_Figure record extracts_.

★ ★ ★

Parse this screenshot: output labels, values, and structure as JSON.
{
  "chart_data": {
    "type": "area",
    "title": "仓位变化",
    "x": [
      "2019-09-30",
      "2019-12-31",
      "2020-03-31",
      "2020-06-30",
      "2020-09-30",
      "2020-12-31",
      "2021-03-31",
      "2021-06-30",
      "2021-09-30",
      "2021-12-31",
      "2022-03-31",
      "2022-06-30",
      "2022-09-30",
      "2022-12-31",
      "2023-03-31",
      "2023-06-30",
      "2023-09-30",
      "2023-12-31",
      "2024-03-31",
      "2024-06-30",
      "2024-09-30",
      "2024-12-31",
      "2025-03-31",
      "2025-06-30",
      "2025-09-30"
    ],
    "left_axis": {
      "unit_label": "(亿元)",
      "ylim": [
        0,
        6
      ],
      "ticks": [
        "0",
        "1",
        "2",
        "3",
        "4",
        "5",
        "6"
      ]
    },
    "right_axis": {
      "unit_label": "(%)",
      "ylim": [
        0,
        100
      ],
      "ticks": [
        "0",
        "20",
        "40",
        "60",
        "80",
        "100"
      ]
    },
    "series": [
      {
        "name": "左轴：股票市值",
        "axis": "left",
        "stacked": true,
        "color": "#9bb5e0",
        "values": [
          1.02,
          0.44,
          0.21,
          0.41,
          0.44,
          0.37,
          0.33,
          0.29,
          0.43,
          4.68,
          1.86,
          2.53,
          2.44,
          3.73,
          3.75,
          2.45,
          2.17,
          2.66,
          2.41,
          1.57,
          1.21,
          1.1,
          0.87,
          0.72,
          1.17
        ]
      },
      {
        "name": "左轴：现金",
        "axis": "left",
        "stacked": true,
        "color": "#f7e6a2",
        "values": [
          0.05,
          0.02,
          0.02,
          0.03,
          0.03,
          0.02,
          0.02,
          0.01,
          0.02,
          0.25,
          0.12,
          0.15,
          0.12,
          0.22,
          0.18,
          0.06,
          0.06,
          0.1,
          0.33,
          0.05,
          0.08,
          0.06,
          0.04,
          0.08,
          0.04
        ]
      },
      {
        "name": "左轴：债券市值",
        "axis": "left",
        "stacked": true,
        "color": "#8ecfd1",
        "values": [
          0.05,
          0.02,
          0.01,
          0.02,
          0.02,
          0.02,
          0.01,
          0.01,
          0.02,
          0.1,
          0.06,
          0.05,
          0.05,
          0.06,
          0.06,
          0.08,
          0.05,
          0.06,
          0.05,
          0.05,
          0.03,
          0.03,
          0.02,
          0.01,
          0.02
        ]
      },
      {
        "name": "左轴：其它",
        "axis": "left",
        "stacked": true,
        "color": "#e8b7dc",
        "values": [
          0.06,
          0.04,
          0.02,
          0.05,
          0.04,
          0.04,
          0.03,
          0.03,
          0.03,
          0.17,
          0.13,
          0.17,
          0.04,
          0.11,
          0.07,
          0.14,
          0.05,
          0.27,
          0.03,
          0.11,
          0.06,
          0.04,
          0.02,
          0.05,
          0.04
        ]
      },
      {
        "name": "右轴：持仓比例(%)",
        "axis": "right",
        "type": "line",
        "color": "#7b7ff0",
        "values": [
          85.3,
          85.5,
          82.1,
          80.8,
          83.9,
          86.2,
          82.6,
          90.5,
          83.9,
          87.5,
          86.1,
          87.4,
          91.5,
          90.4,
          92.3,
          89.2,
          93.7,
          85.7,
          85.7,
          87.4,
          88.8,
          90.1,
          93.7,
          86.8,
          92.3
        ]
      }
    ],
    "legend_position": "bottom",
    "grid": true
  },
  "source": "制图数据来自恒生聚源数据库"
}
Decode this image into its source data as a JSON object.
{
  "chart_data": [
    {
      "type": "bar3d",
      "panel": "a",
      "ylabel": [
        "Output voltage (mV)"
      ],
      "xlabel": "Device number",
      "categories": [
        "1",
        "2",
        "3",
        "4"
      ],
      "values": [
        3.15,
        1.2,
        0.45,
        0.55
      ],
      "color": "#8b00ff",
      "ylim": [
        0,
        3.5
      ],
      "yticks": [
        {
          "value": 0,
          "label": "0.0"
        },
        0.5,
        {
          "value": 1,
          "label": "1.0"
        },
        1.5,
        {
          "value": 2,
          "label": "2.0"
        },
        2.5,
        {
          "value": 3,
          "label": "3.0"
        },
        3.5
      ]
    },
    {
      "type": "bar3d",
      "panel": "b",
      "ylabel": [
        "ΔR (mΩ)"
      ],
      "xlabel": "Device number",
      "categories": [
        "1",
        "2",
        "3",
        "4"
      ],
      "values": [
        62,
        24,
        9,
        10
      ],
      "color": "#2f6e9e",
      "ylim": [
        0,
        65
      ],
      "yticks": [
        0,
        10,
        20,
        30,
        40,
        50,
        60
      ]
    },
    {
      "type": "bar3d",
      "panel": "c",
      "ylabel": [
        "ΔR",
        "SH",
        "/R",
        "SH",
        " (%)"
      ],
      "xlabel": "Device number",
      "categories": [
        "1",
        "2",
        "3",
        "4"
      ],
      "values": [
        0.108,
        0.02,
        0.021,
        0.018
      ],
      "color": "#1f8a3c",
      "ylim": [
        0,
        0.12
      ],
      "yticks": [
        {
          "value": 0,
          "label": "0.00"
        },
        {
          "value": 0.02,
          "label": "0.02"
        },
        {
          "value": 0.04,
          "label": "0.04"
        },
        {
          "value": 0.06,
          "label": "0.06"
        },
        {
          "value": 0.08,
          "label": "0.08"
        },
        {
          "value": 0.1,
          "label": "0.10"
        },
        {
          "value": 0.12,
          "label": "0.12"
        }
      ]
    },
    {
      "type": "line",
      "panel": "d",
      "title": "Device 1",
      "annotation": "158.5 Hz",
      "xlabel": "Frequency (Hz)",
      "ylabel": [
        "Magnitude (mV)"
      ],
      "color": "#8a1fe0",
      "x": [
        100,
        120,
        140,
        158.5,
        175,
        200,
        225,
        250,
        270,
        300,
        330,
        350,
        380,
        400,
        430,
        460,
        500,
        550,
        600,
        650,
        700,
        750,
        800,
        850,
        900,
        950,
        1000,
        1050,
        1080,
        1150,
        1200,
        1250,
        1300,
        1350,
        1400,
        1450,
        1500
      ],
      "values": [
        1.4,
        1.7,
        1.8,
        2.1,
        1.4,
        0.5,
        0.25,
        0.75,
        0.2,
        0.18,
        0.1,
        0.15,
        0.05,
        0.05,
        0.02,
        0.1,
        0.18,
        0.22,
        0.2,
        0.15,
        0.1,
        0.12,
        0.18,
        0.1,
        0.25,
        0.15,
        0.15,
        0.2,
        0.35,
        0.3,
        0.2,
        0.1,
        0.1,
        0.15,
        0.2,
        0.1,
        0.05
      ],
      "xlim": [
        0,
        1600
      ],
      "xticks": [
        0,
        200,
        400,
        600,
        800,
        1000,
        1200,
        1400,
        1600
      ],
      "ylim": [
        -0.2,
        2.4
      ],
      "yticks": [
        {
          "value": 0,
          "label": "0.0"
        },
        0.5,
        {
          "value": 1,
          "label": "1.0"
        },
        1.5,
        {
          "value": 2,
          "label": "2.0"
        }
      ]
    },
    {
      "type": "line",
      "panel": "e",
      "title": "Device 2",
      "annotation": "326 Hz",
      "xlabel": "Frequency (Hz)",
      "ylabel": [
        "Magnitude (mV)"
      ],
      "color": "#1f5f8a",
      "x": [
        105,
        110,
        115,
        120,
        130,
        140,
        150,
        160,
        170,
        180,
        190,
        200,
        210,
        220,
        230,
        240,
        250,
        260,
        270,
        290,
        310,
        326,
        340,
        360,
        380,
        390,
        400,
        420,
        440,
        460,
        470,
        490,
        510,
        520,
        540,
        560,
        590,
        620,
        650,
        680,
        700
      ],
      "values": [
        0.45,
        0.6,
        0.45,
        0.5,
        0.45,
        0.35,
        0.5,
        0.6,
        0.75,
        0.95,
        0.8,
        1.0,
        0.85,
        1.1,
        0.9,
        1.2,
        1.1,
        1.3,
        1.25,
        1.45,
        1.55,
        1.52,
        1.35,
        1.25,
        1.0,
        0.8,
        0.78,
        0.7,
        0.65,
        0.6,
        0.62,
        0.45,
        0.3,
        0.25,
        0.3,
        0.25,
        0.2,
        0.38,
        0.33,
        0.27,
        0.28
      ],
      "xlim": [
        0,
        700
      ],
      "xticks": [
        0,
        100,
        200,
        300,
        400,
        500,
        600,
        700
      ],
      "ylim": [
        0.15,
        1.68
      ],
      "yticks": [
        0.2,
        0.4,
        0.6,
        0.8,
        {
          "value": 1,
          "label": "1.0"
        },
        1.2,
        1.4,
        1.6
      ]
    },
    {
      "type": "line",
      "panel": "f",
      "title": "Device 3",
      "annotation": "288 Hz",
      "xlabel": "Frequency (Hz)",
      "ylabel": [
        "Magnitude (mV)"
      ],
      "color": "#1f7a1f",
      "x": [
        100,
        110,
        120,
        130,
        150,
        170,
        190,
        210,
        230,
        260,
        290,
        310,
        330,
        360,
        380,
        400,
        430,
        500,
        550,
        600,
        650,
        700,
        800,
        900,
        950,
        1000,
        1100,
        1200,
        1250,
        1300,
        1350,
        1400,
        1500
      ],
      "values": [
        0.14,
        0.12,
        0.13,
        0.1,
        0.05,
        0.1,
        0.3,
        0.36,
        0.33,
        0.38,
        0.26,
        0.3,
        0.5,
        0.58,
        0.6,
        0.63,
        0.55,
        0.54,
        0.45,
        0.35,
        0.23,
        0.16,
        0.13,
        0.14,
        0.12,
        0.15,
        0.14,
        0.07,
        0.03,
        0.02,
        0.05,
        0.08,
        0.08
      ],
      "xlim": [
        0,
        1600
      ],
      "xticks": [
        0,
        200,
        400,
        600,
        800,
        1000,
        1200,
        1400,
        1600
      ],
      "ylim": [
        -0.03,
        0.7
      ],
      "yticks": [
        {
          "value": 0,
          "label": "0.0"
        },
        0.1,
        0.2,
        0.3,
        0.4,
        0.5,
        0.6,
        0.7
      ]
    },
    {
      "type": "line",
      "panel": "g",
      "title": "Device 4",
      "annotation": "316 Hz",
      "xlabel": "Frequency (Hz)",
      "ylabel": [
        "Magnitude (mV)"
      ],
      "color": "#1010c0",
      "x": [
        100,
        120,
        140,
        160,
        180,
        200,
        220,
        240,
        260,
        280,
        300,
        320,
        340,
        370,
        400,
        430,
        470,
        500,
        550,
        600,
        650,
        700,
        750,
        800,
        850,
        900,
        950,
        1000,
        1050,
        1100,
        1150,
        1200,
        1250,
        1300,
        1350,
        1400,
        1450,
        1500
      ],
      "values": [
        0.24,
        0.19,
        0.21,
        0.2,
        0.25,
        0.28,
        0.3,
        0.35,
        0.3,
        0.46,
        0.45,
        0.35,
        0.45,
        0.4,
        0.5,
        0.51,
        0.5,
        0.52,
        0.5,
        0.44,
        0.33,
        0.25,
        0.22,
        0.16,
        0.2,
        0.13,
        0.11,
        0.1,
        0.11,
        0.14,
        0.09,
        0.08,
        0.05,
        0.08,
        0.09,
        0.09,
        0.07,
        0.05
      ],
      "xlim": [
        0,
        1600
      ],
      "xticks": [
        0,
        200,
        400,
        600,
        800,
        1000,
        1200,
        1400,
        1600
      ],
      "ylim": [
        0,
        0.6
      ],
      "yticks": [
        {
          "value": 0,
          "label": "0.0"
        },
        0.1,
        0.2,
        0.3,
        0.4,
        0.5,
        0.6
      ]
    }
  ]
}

★ ★ ★

_Given exercise_.
Gather each line in these records that contains the string "title".

_Task answer_.
    "title": "仓位变化",
      "title": "Device 1",
      "title": "Device 2",
      "title": "Device 3",
      "title": "Device 4",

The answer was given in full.